● **Given task**: Below are some entries. Copy each line that holds the string "Point".

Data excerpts
:::

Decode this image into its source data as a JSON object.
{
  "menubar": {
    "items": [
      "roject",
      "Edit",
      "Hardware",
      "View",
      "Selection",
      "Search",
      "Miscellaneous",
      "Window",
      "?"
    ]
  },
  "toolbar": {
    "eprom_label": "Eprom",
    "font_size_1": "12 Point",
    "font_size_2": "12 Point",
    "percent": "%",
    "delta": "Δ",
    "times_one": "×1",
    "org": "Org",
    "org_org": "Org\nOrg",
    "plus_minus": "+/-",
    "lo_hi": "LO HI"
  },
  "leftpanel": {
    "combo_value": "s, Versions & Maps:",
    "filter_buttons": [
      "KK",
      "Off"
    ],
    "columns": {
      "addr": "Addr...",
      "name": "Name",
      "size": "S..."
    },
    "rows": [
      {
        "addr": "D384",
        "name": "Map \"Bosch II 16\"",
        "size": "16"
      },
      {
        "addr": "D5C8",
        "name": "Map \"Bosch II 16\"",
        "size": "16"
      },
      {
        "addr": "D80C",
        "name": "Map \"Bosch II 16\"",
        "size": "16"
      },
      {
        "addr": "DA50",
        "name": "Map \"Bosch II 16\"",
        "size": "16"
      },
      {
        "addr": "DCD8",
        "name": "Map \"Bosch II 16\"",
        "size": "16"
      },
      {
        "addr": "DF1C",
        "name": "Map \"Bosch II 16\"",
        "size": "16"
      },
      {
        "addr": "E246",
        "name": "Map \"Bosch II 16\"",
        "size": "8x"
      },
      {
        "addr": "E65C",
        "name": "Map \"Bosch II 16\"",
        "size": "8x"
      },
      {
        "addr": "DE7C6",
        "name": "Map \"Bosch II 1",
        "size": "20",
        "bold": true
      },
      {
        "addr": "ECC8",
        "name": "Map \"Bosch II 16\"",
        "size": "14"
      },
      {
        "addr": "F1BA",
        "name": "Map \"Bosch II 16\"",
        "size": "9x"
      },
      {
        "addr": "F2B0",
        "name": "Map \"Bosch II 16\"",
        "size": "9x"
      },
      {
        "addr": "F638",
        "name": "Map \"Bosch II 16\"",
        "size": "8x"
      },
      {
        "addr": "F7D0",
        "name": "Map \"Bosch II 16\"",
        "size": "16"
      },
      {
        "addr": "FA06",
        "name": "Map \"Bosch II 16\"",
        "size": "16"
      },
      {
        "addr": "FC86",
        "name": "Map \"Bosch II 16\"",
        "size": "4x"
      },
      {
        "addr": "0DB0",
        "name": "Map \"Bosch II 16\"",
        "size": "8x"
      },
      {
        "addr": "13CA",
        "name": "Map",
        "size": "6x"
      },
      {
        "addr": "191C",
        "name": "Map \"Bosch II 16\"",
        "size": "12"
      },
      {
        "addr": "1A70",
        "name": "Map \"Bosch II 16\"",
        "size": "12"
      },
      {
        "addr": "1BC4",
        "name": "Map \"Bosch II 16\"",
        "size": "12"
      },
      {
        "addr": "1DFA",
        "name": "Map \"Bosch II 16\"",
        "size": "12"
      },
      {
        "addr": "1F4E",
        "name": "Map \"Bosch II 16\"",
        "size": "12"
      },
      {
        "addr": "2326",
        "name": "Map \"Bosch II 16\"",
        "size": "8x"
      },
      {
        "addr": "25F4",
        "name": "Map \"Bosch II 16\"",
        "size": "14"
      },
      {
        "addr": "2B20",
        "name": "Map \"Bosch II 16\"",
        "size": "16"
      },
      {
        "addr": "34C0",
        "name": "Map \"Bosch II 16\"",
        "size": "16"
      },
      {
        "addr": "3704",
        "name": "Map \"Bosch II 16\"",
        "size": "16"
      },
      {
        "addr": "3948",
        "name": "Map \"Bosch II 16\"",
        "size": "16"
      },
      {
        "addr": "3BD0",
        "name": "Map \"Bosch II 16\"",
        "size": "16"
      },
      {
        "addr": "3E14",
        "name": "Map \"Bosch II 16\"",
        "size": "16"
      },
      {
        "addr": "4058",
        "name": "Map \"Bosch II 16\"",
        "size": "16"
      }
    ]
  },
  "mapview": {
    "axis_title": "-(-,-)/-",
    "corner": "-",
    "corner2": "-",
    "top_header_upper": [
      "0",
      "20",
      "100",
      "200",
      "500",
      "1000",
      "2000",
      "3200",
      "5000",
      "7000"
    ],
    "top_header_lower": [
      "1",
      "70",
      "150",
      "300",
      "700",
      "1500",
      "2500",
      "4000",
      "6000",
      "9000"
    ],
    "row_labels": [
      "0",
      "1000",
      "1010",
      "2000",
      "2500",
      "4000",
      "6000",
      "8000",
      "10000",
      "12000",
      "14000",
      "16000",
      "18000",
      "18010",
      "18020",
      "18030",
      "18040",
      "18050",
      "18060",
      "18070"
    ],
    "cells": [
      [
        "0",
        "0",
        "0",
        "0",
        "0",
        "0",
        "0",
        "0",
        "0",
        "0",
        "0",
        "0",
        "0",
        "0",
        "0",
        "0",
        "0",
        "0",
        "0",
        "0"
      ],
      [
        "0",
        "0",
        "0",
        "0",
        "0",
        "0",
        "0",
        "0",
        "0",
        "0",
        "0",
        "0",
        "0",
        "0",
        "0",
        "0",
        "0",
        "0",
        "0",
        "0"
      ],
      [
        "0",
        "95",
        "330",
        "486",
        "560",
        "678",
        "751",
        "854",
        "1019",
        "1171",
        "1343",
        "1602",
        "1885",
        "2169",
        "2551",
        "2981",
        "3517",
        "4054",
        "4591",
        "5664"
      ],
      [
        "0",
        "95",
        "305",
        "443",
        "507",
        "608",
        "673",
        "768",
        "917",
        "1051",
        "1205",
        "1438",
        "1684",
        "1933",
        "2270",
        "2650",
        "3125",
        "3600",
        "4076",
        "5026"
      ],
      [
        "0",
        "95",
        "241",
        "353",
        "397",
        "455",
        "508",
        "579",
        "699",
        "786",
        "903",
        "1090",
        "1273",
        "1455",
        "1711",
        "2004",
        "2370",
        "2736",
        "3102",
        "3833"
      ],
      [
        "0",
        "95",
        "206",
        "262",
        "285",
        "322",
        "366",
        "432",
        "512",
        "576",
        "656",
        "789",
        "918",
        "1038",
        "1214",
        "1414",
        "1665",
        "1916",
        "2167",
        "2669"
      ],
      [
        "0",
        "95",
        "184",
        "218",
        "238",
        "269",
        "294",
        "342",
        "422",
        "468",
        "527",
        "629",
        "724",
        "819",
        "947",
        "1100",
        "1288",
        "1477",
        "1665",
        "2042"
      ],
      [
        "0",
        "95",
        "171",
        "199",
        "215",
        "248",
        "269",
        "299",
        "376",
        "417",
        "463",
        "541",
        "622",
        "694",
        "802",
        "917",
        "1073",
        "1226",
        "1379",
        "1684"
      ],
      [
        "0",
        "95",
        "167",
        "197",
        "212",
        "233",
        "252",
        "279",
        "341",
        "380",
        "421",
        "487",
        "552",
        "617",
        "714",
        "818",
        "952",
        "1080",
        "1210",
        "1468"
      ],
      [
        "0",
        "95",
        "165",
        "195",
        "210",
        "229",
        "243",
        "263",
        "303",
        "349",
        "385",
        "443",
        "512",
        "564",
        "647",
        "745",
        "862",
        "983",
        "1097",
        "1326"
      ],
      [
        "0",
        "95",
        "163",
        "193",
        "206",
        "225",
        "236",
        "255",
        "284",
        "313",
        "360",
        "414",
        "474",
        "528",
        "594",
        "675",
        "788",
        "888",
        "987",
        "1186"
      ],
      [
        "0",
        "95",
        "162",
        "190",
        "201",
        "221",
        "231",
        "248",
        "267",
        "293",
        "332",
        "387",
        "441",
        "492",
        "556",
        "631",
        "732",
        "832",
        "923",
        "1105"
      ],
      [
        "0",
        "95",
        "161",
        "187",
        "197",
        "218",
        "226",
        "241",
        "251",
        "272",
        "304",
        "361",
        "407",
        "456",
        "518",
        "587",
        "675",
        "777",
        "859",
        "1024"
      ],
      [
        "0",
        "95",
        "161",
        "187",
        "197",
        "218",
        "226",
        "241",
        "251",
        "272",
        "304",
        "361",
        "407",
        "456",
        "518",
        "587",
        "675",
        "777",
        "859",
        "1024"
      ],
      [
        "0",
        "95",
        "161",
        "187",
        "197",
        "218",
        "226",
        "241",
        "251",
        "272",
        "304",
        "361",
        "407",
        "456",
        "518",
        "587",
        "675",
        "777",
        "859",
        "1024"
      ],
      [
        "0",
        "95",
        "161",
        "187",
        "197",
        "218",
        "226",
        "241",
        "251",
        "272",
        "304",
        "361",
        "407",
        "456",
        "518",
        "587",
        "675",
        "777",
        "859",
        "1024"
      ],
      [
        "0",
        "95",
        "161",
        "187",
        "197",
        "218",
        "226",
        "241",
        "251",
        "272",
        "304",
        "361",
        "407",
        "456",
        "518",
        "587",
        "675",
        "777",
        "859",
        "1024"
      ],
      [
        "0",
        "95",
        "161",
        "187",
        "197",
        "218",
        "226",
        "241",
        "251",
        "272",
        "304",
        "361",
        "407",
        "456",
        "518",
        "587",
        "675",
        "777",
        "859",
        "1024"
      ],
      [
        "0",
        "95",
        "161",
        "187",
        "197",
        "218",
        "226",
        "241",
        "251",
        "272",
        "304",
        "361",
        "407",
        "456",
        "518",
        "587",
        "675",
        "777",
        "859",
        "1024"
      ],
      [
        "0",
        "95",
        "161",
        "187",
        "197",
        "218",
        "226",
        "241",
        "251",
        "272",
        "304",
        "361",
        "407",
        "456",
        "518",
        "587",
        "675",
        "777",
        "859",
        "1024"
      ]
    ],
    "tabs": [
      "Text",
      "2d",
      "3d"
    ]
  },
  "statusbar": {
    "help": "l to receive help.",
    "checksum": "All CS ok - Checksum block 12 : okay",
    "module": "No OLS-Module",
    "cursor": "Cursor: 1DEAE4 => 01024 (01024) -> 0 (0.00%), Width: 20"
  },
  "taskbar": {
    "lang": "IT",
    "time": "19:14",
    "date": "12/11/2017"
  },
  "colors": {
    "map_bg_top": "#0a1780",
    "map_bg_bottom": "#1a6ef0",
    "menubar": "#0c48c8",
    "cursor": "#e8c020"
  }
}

:::

● **Task answer**:
    "font_size_1": "12 Point",
    "font_size_2": "12 Point",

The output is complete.